**REQUIREMENTS**:
Go through the records underneath and write each one out again exactly.

**RECORD SET**:
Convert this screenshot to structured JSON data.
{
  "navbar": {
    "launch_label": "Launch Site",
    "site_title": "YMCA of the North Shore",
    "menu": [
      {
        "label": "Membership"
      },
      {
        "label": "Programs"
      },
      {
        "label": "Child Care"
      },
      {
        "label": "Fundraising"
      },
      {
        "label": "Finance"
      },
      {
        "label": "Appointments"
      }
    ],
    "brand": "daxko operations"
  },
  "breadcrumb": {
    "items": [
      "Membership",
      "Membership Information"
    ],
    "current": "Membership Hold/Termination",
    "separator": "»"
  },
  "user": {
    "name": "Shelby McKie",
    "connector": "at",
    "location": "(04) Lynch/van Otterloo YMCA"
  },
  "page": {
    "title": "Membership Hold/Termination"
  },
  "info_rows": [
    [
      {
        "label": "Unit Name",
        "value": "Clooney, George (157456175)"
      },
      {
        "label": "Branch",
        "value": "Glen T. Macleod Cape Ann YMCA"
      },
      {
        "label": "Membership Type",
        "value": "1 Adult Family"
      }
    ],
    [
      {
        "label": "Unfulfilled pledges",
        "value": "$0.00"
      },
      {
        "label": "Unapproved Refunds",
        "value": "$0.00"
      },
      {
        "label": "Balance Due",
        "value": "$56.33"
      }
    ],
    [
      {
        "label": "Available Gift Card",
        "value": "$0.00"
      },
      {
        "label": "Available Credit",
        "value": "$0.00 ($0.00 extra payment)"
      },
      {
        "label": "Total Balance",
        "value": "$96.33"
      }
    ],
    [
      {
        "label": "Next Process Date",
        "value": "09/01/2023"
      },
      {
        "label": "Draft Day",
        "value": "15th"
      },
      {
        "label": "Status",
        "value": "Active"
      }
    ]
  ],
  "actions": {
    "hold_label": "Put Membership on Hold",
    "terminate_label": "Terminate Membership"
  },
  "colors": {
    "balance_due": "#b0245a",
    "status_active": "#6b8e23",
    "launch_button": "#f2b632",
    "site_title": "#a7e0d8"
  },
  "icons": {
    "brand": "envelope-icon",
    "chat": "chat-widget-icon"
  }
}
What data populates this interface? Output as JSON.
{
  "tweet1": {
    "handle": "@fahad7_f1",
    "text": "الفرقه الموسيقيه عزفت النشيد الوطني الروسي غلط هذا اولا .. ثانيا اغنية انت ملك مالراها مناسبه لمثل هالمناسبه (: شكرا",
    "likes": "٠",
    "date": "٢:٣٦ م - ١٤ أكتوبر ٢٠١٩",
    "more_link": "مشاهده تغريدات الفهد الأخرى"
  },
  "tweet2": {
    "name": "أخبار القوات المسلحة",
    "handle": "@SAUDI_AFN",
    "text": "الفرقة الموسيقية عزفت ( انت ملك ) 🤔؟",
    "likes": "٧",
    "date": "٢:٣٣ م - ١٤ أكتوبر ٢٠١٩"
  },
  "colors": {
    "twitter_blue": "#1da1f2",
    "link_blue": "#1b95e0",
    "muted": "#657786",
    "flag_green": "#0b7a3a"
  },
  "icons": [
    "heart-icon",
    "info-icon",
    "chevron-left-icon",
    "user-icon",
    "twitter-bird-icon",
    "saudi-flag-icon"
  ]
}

**RESPONSE TO THE EXERCISE**:
Convert this screenshot to structured JSON data.
{
  "navbar": {
    "launch_label": "Launch Site",
    "site_title": "YMCA of the North Shore",
    "menu": [
      {
        "label": "Membership"
      },
      {
        "label": "Programs"
      },
      {
        "label": "Child Care"
      },
      {
        "label": "Fundraising"
      },
      {
        "label": "Finance"
      },
      {
        "label": "Appointments"
      }
    ],
    "brand": "daxko operations"
  },
  "breadcrumb": {
    "items": [
      "Membership",
      "Membership Information"
    ],
    "current": "Membership Hold/Termination",
    "separator": "»"
  },
  "user": {
    "name": "Shelby McKie",
    "connector": "at",
    "location": "(04) Lynch/van Otterloo YMCA"
  },
  "page": {
    "title": "Membership Hold/Termination"
  },
  "info_rows": [
    [
      {
        "label": "Unit Name",
        "value": "Clooney, George (157456175)"
      },
      {
        "label": "Branch",
        "value": "Glen T. Macleod Cape Ann YMCA"
      },
      {
        "label": "Membership Type",
        "value": "1 Adult Family"
      }
    ],
    [
      {
        "label": "Unfulfilled pledges",
        "value": "$0.00"
      },
      {
        "label": "Unapproved Refunds",
        "value": "$0.00"
      },
      {
        "label": "Balance Due",
        "value": "$56.33"
      }
    ],
    [
      {
        "label": "Available Gift Card",
        "value": "$0.00"
      },
      {
        "label": "Available Credit",
        "value": "$0.00 ($0.00 extra payment)"
      },
      {
        "label": "Total Balance",
        "value": "$96.33"
      }
    ],
    [
      {
        "label": "Next Process Date",
        "value": "09/01/2023"
      },
      {
        "label": "Draft Day",
        "value": "15th"
      },
      {
        "label": "Status",
        "value": "Active"
      }
    ]
  ],
  "actions": {
    "hold_label": "Put Membership on Hold",
    "terminate_label": "Terminate Membership"
  },
  "colors": {
    "balance_due": "#b0245a",
    "status_active": "#6b8e23",
    "launch_button": "#f2b632",
    "site_title": "#a7e0d8"
  },
  "icons": {
    "brand": "envelope-icon",
    "chat": "chat-widget-icon"
  }
}
What data populates this interface? Output as JSON.
{
  "tweet1": {
    "handle": "@fahad7_f1",
    "text": "الفرقه الموسيقيه عزفت النشيد الوطني الروسي غلط هذا اولا .. ثانيا اغنية انت ملك مالراها مناسبه لمثل هالمناسبه (: شكرا",
    "likes": "٠",
    "date": "٢:٣٦ م - ١٤ أكتوبر ٢٠١٩",
    "more_link": "مشاهده تغريدات الفهد الأخرى"
  },
  "tweet2": {
    "name": "أخبار القوات المسلحة",
    "handle": "@SAUDI_AFN",
    "text": "الفرقة الموسيقية عزفت ( انت ملك ) 🤔؟",
    "likes": "٧",
    "date": "٢:٣٣ م - ١٤ أكتوبر ٢٠١٩"
  },
  "colors": {
    "twitter_blue": "#1da1f2",
    "link_blue": "#1b95e0",
    "muted": "#657786",
    "flag_green": "#0b7a3a"
  },
  "icons": [
    "heart-icon",
    "info-icon",
    "chevron-left-icon",
    "user-icon",
    "twitter-bird-icon",
    "saudi-flag-icon"
  ]
}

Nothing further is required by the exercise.